>>>>

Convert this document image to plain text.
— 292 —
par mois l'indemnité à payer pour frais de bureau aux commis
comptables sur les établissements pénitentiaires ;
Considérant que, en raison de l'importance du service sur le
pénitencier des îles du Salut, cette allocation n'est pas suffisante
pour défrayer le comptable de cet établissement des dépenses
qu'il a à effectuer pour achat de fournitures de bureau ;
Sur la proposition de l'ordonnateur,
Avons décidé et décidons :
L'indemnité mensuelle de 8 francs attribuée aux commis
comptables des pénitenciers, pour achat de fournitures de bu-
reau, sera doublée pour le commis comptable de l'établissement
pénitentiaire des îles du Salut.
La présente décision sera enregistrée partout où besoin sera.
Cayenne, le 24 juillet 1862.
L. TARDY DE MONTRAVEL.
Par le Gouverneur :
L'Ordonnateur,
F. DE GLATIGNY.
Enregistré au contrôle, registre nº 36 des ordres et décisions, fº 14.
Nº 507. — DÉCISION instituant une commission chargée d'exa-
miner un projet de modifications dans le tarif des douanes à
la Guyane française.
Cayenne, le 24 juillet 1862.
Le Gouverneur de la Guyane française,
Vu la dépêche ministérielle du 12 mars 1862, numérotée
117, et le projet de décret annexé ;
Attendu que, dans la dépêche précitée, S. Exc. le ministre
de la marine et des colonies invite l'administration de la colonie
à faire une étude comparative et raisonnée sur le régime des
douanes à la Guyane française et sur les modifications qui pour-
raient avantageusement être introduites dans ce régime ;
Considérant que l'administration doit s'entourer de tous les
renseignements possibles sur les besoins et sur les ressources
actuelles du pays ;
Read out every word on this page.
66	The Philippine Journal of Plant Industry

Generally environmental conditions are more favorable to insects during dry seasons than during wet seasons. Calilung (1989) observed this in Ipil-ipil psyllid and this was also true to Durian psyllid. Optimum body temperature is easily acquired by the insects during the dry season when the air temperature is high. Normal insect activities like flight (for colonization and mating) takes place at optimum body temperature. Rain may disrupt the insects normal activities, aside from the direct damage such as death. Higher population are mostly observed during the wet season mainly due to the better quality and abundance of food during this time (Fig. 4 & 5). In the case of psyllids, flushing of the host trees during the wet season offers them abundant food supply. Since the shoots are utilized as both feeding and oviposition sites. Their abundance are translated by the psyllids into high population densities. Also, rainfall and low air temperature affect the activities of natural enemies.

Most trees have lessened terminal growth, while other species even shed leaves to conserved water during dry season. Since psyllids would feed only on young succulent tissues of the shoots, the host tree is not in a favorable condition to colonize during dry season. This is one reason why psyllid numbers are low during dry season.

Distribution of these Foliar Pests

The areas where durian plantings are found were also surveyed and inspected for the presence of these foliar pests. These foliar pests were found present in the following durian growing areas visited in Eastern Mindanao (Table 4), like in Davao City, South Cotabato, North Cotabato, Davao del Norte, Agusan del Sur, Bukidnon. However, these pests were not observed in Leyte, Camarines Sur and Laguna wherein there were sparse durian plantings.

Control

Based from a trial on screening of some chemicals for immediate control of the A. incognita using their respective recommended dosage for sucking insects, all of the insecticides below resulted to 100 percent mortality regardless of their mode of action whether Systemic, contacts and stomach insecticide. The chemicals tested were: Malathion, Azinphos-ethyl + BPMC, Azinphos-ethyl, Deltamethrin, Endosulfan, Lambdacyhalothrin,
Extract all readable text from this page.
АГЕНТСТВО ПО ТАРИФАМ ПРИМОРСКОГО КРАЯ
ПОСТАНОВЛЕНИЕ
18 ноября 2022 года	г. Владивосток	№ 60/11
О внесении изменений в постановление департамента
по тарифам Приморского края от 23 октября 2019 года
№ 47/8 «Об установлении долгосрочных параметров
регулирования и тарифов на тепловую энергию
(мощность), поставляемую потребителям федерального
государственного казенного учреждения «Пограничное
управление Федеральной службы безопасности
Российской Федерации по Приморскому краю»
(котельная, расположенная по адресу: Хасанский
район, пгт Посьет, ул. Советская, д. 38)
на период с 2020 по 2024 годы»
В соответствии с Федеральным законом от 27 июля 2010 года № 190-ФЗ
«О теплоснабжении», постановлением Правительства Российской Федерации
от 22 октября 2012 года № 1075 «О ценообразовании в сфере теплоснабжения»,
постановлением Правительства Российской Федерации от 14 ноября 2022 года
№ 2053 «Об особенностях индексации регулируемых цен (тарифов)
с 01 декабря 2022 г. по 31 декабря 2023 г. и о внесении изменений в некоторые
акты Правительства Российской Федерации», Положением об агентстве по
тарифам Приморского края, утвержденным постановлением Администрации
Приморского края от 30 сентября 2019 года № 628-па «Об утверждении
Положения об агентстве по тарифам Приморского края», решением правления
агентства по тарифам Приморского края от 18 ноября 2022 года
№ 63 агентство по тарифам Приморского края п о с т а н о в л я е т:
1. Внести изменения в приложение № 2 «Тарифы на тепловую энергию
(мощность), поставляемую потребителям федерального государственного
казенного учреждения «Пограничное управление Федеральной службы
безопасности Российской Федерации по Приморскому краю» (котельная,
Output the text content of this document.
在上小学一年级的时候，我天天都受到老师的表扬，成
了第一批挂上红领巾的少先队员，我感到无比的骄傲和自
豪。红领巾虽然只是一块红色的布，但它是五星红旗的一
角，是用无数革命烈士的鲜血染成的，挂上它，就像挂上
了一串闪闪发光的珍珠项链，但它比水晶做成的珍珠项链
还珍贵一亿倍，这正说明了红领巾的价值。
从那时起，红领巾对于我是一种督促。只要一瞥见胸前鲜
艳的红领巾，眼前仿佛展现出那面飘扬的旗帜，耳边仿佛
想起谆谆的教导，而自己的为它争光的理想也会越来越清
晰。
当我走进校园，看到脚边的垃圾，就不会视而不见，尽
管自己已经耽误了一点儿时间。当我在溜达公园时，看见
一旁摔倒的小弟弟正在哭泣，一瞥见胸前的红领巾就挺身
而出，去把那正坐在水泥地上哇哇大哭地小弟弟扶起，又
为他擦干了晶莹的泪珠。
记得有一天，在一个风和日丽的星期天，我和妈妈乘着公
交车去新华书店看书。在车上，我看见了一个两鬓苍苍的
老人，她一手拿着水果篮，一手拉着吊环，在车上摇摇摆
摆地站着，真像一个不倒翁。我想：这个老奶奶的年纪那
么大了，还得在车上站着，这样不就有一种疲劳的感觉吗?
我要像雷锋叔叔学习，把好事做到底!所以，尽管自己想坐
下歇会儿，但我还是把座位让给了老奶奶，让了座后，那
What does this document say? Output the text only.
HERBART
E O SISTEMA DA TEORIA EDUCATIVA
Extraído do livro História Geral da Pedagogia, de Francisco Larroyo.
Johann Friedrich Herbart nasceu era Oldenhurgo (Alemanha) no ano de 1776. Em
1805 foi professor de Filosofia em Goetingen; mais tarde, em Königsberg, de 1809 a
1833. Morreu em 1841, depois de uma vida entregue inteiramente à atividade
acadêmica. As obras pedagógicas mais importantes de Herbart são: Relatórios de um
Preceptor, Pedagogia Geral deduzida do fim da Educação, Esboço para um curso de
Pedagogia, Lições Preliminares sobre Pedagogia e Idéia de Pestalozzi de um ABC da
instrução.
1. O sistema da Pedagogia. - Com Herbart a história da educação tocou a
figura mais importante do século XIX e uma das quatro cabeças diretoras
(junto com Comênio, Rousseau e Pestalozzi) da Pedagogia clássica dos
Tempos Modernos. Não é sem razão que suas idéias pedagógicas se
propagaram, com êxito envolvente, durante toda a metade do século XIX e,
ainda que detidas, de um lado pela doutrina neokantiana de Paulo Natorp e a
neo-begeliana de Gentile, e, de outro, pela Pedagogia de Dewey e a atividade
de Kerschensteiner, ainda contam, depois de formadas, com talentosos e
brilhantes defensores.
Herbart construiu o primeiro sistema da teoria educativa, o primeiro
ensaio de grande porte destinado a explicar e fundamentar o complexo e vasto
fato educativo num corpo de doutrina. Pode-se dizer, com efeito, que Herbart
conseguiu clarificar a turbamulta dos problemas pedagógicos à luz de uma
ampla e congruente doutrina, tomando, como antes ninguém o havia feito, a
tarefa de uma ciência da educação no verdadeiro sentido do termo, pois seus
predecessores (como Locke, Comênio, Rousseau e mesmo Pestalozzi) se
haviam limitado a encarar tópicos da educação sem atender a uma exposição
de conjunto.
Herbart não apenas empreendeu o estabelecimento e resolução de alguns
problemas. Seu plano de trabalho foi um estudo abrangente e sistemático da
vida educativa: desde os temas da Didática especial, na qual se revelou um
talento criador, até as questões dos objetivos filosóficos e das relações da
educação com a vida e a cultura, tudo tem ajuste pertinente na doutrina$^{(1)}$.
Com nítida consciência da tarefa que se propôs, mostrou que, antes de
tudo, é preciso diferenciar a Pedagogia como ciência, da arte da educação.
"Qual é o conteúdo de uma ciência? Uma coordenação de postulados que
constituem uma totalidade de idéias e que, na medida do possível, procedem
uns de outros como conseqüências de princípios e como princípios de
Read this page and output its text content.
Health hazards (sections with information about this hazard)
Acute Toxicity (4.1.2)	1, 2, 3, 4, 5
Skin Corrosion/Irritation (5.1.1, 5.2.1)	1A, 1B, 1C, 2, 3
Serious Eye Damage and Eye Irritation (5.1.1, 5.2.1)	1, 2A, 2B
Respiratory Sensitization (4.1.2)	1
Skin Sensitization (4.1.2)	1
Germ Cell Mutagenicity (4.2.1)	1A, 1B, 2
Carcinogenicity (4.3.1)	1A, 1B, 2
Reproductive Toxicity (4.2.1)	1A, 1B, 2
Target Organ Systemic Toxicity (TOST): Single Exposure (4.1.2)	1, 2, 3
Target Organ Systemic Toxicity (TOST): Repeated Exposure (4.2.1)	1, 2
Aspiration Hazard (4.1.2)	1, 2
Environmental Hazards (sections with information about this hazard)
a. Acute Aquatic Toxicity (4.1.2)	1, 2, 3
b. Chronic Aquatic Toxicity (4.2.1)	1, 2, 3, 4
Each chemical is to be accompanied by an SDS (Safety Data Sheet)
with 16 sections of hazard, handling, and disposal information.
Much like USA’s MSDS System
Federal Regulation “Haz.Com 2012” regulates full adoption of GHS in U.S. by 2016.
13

<<<<

Set task: Read the entries and pick out all lines that include the word "Salut".

Exercise solution:
pénitencier des îles du Salut, cette allocation n'est pas suffisante
pénitentiaire des îles du Salut.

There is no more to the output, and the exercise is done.